### [What to produce]
Spot each line that carries the word "odpadów"; copy those lines.

### [Entries supplied]
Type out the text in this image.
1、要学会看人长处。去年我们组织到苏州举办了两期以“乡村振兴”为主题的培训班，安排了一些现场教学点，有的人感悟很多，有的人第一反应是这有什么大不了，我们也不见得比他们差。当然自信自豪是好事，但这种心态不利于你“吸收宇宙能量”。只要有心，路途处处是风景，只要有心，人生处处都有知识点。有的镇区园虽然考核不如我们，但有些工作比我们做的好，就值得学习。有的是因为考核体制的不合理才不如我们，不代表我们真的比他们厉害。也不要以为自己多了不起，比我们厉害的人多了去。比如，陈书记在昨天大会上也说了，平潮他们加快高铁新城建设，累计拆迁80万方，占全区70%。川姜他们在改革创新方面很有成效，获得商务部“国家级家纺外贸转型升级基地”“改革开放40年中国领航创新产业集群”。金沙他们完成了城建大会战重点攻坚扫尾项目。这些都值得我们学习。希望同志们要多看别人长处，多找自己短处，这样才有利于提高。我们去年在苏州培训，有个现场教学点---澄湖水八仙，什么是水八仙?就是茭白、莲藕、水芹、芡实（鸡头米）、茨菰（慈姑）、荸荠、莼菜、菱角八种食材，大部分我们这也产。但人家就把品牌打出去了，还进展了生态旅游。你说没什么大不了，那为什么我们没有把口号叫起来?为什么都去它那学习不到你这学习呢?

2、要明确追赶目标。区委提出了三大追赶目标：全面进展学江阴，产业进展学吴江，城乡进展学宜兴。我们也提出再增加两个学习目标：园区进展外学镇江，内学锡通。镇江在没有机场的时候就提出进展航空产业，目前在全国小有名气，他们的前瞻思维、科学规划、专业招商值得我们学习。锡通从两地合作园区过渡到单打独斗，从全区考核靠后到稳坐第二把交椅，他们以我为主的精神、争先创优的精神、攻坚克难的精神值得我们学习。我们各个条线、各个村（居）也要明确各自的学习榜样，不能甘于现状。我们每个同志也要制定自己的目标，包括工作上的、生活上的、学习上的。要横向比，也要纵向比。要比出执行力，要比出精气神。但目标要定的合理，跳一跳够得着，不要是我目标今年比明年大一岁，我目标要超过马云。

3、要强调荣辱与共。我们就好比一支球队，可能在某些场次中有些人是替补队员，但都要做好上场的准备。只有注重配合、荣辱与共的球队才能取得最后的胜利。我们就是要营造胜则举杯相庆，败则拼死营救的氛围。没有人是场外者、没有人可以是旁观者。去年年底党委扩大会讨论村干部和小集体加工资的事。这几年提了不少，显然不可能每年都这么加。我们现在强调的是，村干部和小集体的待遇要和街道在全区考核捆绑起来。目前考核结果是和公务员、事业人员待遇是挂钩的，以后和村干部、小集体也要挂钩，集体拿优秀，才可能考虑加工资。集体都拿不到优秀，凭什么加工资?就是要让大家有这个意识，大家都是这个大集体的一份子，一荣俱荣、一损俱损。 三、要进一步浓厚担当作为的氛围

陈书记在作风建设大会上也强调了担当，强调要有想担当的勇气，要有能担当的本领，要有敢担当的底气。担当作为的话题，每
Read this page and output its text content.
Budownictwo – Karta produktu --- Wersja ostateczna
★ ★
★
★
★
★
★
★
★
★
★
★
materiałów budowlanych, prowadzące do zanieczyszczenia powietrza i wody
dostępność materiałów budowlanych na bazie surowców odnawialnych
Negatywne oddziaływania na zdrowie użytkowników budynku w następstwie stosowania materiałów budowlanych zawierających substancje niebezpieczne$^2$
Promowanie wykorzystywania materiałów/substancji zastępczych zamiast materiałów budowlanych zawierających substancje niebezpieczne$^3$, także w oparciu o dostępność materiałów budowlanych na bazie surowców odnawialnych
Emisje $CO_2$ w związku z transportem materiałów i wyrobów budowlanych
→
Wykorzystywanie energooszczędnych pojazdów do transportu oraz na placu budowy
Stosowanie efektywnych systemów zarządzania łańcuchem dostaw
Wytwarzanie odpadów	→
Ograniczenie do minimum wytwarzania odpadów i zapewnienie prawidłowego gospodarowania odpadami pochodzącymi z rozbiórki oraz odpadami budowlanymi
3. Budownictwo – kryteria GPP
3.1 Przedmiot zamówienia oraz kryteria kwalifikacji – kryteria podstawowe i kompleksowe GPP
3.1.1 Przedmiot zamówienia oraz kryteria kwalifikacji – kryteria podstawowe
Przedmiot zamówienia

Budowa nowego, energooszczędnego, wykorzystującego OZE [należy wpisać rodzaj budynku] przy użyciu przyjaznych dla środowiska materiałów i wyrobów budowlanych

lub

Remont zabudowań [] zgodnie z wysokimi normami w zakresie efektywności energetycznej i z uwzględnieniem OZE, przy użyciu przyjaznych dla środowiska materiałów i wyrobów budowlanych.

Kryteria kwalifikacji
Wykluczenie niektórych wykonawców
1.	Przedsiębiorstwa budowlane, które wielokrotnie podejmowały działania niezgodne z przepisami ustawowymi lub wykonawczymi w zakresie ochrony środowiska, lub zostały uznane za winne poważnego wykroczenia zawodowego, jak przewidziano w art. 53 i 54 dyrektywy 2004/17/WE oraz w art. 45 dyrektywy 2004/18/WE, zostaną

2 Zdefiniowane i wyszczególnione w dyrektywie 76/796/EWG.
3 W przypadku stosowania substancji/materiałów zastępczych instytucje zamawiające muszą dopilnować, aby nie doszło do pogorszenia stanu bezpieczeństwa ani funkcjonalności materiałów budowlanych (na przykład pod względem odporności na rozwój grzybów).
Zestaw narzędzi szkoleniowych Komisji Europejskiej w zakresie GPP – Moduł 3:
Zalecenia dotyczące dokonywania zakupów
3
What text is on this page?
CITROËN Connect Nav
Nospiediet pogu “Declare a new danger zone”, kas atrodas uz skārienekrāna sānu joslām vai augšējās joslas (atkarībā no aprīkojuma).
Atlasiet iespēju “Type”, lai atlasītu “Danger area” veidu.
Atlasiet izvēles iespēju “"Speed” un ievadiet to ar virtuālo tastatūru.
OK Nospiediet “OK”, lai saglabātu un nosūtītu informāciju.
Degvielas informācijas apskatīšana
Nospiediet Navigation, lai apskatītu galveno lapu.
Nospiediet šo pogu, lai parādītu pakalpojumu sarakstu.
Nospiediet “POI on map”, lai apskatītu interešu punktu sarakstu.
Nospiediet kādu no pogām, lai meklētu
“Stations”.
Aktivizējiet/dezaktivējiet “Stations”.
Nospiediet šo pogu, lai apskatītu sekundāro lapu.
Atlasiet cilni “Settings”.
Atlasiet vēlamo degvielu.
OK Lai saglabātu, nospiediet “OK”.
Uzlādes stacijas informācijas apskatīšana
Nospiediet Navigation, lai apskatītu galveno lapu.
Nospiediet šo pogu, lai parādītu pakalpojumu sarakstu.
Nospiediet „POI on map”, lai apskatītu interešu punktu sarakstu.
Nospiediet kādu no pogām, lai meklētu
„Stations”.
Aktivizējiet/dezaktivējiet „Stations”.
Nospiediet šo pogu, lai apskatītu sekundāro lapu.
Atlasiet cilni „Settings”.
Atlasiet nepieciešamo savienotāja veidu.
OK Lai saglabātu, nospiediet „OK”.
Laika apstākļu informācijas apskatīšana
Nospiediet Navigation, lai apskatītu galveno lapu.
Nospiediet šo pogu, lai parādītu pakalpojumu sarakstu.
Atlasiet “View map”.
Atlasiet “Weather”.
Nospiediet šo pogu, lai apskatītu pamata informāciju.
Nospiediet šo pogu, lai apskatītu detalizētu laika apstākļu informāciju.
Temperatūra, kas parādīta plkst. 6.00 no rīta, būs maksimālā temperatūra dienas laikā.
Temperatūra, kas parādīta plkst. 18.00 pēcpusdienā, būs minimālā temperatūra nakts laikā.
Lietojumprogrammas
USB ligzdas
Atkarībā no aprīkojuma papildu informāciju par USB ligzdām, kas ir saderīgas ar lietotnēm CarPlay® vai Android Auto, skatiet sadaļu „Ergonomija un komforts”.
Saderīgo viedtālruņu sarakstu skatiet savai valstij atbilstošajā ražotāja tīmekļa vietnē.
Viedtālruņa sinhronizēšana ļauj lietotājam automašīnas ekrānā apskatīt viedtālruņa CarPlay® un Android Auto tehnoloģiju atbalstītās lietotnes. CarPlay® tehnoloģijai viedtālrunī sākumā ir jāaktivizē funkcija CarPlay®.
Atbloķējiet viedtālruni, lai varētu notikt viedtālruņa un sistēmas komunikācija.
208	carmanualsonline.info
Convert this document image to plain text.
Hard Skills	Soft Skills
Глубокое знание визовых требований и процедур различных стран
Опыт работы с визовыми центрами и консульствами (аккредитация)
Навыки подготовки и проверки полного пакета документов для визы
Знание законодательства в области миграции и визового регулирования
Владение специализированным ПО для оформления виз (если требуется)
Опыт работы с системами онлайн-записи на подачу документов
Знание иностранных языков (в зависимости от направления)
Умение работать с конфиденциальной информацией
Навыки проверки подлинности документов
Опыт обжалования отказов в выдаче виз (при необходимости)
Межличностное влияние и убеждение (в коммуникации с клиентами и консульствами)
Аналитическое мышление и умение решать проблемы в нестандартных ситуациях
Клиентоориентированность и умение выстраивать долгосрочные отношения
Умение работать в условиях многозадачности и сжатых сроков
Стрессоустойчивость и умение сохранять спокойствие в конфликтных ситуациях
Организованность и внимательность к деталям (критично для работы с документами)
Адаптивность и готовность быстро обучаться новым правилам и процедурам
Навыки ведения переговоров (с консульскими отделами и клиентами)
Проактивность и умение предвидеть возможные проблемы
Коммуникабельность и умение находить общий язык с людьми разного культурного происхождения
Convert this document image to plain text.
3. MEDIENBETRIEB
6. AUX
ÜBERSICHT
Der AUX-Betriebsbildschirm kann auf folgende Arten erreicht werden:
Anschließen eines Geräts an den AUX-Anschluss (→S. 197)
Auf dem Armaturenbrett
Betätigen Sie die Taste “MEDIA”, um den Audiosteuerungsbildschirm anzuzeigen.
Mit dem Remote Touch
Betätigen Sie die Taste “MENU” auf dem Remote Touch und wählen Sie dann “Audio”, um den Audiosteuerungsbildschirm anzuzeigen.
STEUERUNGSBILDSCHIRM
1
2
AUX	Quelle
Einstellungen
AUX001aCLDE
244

### [Response to this task]
Wytwarzanie odpadów	→
Ograniczenie do minimum wytwarzania odpadów i zapewnienie prawidłowego gospodarowania odpadami pochodzącymi z rozbiórki oraz odpadami budowlanymi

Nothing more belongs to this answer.